Stated task: Copy out every line of the data exactly.

Records provided:
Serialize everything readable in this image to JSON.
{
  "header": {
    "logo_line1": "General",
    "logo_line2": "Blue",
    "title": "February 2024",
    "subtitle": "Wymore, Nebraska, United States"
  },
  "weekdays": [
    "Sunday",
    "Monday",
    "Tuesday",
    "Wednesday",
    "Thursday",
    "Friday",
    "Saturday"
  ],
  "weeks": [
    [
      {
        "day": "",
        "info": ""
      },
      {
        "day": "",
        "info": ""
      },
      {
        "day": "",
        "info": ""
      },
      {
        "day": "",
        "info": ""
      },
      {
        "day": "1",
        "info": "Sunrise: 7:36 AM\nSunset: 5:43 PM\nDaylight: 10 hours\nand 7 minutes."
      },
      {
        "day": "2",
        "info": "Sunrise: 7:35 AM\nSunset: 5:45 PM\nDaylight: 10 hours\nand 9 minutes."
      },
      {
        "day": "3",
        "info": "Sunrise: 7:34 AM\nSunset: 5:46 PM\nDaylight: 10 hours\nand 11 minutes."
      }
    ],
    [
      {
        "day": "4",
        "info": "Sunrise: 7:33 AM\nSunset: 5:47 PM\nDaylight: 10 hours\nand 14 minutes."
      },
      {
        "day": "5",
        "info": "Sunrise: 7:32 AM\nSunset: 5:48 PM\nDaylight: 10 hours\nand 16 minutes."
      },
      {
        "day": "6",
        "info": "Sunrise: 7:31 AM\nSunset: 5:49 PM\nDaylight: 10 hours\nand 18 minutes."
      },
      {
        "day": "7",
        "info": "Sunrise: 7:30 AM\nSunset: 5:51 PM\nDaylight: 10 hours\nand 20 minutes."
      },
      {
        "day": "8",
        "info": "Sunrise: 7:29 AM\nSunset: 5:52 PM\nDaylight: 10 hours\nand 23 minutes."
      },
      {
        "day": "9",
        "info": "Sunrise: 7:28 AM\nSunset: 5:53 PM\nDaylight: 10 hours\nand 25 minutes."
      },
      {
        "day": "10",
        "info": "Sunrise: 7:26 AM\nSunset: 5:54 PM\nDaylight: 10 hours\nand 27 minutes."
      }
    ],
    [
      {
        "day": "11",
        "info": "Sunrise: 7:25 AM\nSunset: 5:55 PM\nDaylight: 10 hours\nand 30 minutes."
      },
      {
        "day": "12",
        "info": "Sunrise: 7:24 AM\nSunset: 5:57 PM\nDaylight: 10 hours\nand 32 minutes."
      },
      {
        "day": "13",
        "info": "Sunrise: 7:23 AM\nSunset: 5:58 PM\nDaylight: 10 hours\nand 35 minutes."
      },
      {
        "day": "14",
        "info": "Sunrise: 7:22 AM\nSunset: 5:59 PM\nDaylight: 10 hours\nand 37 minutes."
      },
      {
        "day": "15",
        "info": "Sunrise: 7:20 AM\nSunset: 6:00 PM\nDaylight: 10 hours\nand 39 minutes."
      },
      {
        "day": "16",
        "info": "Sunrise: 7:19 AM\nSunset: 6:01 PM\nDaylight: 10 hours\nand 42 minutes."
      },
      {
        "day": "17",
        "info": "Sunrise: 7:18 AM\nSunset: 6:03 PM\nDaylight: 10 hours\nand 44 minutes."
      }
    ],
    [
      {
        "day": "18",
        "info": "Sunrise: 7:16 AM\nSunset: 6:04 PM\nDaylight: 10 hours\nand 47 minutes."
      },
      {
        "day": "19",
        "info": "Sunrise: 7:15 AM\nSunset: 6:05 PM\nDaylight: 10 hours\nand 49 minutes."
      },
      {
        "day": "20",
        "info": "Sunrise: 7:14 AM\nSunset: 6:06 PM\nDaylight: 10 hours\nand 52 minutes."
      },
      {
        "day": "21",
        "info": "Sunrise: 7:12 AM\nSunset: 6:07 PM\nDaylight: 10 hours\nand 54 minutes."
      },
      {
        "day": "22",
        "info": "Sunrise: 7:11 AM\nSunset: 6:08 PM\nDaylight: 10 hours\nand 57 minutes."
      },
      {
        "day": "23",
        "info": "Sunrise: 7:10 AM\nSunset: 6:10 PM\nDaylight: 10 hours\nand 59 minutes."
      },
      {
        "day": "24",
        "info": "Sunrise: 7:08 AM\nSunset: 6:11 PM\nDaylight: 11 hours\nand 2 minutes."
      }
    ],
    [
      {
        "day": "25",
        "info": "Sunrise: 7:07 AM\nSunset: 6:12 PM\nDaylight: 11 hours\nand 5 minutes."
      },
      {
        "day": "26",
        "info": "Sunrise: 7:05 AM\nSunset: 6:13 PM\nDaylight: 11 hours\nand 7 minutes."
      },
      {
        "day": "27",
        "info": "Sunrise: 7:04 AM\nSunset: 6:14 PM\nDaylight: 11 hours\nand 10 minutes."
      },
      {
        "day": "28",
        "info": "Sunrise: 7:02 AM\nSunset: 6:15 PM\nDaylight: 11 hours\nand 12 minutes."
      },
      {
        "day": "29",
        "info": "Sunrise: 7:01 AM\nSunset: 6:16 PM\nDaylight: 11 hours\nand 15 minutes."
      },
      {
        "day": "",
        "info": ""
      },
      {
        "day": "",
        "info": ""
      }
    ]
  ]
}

The reply:
Serialize everything readable in this image to JSON.
{
  "header": {
    "logo_line1": "General",
    "logo_line2": "Blue",
    "title": "February 2024",
    "subtitle": "Wymore, Nebraska, United States"
  },
  "weekdays": [
    "Sunday",
    "Monday",
    "Tuesday",
    "Wednesday",
    "Thursday",
    "Friday",
    "Saturday"
  ],
  "weeks": [
    [
      {
        "day": "",
        "info": ""
      },
      {
        "day": "",
        "info": ""
      },
      {
        "day": "",
        "info": ""
      },
      {
        "day": "",
        "info": ""
      },
      {
        "day": "1",
        "info": "Sunrise: 7:36 AM\nSunset: 5:43 PM\nDaylight: 10 hours\nand 7 minutes."
      },
      {
        "day": "2",
        "info": "Sunrise: 7:35 AM\nSunset: 5:45 PM\nDaylight: 10 hours\nand 9 minutes."
      },
      {
        "day": "3",
        "info": "Sunrise: 7:34 AM\nSunset: 5:46 PM\nDaylight: 10 hours\nand 11 minutes."
      }
    ],
    [
      {
        "day": "4",
        "info": "Sunrise: 7:33 AM\nSunset: 5:47 PM\nDaylight: 10 hours\nand 14 minutes."
      },
      {
        "day": "5",
        "info": "Sunrise: 7:32 AM\nSunset: 5:48 PM\nDaylight: 10 hours\nand 16 minutes."
      },
      {
        "day": "6",
        "info": "Sunrise: 7:31 AM\nSunset: 5:49 PM\nDaylight: 10 hours\nand 18 minutes."
      },
      {
        "day": "7",
        "info": "Sunrise: 7:30 AM\nSunset: 5:51 PM\nDaylight: 10 hours\nand 20 minutes."
      },
      {
        "day": "8",
        "info": "Sunrise: 7:29 AM\nSunset: 5:52 PM\nDaylight: 10 hours\nand 23 minutes."
      },
      {
        "day": "9",
        "info": "Sunrise: 7:28 AM\nSunset: 5:53 PM\nDaylight: 10 hours\nand 25 minutes."
      },
      {
        "day": "10",
        "info": "Sunrise: 7:26 AM\nSunset: 5:54 PM\nDaylight: 10 hours\nand 27 minutes."
      }
    ],
    [
      {
        "day": "11",
        "info": "Sunrise: 7:25 AM\nSunset: 5:55 PM\nDaylight: 10 hours\nand 30 minutes."
      },
      {
        "day": "12",
        "info": "Sunrise: 7:24 AM\nSunset: 5:57 PM\nDaylight: 10 hours\nand 32 minutes."
      },
      {
        "day": "13",
        "info": "Sunrise: 7:23 AM\nSunset: 5:58 PM\nDaylight: 10 hours\nand 35 minutes."
      },
      {
        "day": "14",
        "info": "Sunrise: 7:22 AM\nSunset: 5:59 PM\nDaylight: 10 hours\nand 37 minutes."
      },
      {
        "day": "15",
        "info": "Sunrise: 7:20 AM\nSunset: 6:00 PM\nDaylight: 10 hours\nand 39 minutes."
      },
      {
        "day": "16",
        "info": "Sunrise: 7:19 AM\nSunset: 6:01 PM\nDaylight: 10 hours\nand 42 minutes."
      },
      {
        "day": "17",
        "info": "Sunrise: 7:18 AM\nSunset: 6:03 PM\nDaylight: 10 hours\nand 44 minutes."
      }
    ],
    [
      {
        "day": "18",
        "info": "Sunrise: 7:16 AM\nSunset: 6:04 PM\nDaylight: 10 hours\nand 47 minutes."
      },
      {
        "day": "19",
        "info": "Sunrise: 7:15 AM\nSunset: 6:05 PM\nDaylight: 10 hours\nand 49 minutes."
      },
      {
        "day": "20",
        "info": "Sunrise: 7:14 AM\nSunset: 6:06 PM\nDaylight: 10 hours\nand 52 minutes."
      },
      {
        "day": "21",
        "info": "Sunrise: 7:12 AM\nSunset: 6:07 PM\nDaylight: 10 hours\nand 54 minutes."
      },
      {
        "day": "22",
        "info": "Sunrise: 7:11 AM\nSunset: 6:08 PM\nDaylight: 10 hours\nand 57 minutes."
      },
      {
        "day": "23",
        "info": "Sunrise: 7:10 AM\nSunset: 6:10 PM\nDaylight: 10 hours\nand 59 minutes."
      },
      {
        "day": "24",
        "info": "Sunrise: 7:08 AM\nSunset: 6:11 PM\nDaylight: 11 hours\nand 2 minutes."
      }
    ],
    [
      {
        "day": "25",
        "info": "Sunrise: 7:07 AM\nSunset: 6:12 PM\nDaylight: 11 hours\nand 5 minutes."
      },
      {
        "day": "26",
        "info": "Sunrise: 7:05 AM\nSunset: 6:13 PM\nDaylight: 11 hours\nand 7 minutes."
      },
      {
        "day": "27",
        "info": "Sunrise: 7:04 AM\nSunset: 6:14 PM\nDaylight: 11 hours\nand 10 minutes."
      },
      {
        "day": "28",
        "info": "Sunrise: 7:02 AM\nSunset: 6:15 PM\nDaylight: 11 hours\nand 12 minutes."
      },
      {
        "day": "29",
        "info": "Sunrise: 7:01 AM\nSunset: 6:16 PM\nDaylight: 11 hours\nand 15 minutes."
      },
      {
        "day": "",
        "info": ""
      },
      {
        "day": "",
        "info": ""
      }
    ]
  ]
}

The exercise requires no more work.